====== GIVEN ENTRIES

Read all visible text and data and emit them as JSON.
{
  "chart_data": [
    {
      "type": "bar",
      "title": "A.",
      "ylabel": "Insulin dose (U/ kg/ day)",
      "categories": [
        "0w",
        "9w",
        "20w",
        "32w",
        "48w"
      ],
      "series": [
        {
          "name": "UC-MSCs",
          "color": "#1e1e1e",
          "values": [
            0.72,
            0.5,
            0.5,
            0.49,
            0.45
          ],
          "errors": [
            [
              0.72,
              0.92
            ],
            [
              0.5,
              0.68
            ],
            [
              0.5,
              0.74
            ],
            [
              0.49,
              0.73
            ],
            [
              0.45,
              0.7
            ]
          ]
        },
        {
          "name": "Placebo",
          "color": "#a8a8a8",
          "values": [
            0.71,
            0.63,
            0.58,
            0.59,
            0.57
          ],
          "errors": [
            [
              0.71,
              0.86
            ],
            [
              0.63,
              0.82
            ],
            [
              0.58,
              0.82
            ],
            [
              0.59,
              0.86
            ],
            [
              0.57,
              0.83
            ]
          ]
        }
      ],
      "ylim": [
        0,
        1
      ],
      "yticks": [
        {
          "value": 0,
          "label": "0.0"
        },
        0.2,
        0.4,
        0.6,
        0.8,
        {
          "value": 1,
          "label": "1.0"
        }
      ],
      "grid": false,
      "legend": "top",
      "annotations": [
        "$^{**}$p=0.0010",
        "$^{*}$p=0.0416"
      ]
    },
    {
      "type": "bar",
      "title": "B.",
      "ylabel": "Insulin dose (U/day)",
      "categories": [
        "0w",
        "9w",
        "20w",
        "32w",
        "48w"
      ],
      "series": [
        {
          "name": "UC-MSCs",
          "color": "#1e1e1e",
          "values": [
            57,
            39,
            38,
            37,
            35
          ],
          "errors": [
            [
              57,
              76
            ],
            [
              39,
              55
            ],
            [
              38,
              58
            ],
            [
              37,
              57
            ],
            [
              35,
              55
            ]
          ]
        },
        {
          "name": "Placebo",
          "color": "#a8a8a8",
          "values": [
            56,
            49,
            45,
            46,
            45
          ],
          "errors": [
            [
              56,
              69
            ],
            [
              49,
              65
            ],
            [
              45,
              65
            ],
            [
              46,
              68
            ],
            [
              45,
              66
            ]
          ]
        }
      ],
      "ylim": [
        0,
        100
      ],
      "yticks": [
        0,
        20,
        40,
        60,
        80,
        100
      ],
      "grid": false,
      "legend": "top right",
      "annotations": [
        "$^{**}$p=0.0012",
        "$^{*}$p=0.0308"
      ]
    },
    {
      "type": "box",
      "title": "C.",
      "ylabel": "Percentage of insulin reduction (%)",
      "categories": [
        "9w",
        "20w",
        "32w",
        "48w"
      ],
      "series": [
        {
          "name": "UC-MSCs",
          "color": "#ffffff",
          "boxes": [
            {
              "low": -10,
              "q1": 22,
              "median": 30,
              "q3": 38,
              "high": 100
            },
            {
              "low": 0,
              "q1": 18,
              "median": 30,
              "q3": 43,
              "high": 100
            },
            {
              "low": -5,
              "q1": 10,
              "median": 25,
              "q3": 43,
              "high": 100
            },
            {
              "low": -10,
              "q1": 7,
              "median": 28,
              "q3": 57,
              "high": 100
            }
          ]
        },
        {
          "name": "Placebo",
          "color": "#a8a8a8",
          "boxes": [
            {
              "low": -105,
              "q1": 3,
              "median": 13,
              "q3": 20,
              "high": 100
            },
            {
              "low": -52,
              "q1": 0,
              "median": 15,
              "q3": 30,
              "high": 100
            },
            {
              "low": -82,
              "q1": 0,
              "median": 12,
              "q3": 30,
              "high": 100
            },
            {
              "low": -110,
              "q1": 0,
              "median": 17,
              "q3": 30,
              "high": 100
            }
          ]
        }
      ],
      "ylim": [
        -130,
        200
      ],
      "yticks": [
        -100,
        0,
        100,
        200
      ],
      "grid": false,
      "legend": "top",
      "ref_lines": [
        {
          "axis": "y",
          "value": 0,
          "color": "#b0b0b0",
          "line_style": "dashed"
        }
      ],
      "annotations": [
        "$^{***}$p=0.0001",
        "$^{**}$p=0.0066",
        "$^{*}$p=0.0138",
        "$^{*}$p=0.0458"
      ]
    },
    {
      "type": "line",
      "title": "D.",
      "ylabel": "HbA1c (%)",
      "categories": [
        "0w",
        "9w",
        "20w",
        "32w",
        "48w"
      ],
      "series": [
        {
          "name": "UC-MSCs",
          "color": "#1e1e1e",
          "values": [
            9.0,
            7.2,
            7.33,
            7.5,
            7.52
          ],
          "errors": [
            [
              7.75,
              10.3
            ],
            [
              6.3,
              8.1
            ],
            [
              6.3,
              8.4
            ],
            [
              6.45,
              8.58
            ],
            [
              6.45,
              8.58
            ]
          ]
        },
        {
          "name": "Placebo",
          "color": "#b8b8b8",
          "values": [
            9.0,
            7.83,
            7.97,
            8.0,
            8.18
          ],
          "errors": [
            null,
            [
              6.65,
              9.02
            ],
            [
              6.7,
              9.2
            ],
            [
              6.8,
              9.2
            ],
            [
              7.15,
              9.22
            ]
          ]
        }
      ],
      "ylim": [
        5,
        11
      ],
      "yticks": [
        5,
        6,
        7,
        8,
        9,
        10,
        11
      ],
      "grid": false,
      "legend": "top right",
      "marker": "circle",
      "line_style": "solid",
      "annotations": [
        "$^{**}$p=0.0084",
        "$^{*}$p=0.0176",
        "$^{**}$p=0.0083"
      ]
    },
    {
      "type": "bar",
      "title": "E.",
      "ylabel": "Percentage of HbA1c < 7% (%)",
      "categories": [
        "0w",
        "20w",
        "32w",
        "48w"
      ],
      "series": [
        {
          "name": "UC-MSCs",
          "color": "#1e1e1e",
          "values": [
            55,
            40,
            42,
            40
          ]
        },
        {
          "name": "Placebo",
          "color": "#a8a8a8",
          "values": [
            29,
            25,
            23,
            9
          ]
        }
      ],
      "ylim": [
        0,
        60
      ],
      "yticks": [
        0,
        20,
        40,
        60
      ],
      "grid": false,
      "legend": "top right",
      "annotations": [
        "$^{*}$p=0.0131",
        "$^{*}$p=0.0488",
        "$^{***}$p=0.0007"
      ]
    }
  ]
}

============

* [PROBLEM REQUIREMENTS]: Where a line above includes "dose", copy that line.

* [ANSWER TO THE TASK]:
      "ylabel": "Insulin dose (U/ kg/ day)",
      "ylabel": "Insulin dose (U/day)",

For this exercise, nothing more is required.